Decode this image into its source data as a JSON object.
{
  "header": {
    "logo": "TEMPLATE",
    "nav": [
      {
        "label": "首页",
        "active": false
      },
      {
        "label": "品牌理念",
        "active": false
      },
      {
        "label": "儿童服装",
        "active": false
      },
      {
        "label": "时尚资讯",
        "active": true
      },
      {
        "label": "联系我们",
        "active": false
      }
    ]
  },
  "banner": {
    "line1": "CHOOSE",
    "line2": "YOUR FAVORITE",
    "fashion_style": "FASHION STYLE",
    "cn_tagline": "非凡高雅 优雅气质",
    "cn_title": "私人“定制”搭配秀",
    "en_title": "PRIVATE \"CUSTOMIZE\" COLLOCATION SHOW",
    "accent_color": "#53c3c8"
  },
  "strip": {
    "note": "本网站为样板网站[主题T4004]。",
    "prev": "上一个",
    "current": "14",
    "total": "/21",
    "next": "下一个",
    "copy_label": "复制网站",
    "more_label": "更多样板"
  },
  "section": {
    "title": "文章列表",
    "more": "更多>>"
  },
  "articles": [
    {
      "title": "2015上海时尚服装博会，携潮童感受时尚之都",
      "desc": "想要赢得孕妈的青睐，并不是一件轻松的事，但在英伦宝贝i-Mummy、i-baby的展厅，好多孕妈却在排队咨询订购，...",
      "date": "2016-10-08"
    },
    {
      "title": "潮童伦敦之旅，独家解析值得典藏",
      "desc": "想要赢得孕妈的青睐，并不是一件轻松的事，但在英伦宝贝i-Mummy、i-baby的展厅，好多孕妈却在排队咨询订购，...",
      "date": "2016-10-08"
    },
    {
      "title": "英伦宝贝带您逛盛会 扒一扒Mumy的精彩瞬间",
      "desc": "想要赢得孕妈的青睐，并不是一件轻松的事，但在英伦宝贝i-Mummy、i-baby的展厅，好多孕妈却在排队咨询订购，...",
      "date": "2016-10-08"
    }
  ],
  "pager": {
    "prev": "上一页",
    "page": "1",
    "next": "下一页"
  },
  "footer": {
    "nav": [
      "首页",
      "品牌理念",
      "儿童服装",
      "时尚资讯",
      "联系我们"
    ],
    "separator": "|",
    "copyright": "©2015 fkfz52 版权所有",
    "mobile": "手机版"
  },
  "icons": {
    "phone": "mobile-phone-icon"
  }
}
========
# To do
Write down all the entries again without a single difference.

# Complete output
Decode this image into its source data as a JSON object.
{
  "header": {
    "logo": "TEMPLATE",
    "nav": [
      {
        "label": "首页",
        "active": false
      },
      {
        "label": "品牌理念",
        "active": false
      },
      {
        "label": "儿童服装",
        "active": false
      },
      {
        "label": "时尚资讯",
        "active": true
      },
      {
        "label": "联系我们",
        "active": false
      }
    ]
  },
  "banner": {
    "line1": "CHOOSE",
    "line2": "YOUR FAVORITE",
    "fashion_style": "FASHION STYLE",
    "cn_tagline": "非凡高雅 优雅气质",
    "cn_title": "私人“定制”搭配秀",
    "en_title": "PRIVATE \"CUSTOMIZE\" COLLOCATION SHOW",
    "accent_color": "#53c3c8"
  },
  "strip": {
    "note": "本网站为样板网站[主题T4004]。",
    "prev": "上一个",
    "current": "14",
    "total": "/21",
    "next": "下一个",
    "copy_label": "复制网站",
    "more_label": "更多样板"
  },
  "section": {
    "title": "文章列表",
    "more": "更多>>"
  },
  "articles": [
    {
      "title": "2015上海时尚服装博会，携潮童感受时尚之都",
      "desc": "想要赢得孕妈的青睐，并不是一件轻松的事，但在英伦宝贝i-Mummy、i-baby的展厅，好多孕妈却在排队咨询订购，...",
      "date": "2016-10-08"
    },
    {
      "title": "潮童伦敦之旅，独家解析值得典藏",
      "desc": "想要赢得孕妈的青睐，并不是一件轻松的事，但在英伦宝贝i-Mummy、i-baby的展厅，好多孕妈却在排队咨询订购，...",
      "date": "2016-10-08"
    },
    {
      "title": "英伦宝贝带您逛盛会 扒一扒Mumy的精彩瞬间",
      "desc": "想要赢得孕妈的青睐，并不是一件轻松的事，但在英伦宝贝i-Mummy、i-baby的展厅，好多孕妈却在排队咨询订购，...",
      "date": "2016-10-08"
    }
  ],
  "pager": {
    "prev": "上一页",
    "page": "1",
    "next": "下一页"
  },
  "footer": {
    "nav": [
      "首页",
      "品牌理念",
      "儿童服装",
      "时尚资讯",
      "联系我们"
    ],
    "separator": "|",
    "copyright": "©2015 fkfz52 版权所有",
    "mobile": "手机版"
  },
  "icons": {
    "phone": "mobile-phone-icon"
  }
}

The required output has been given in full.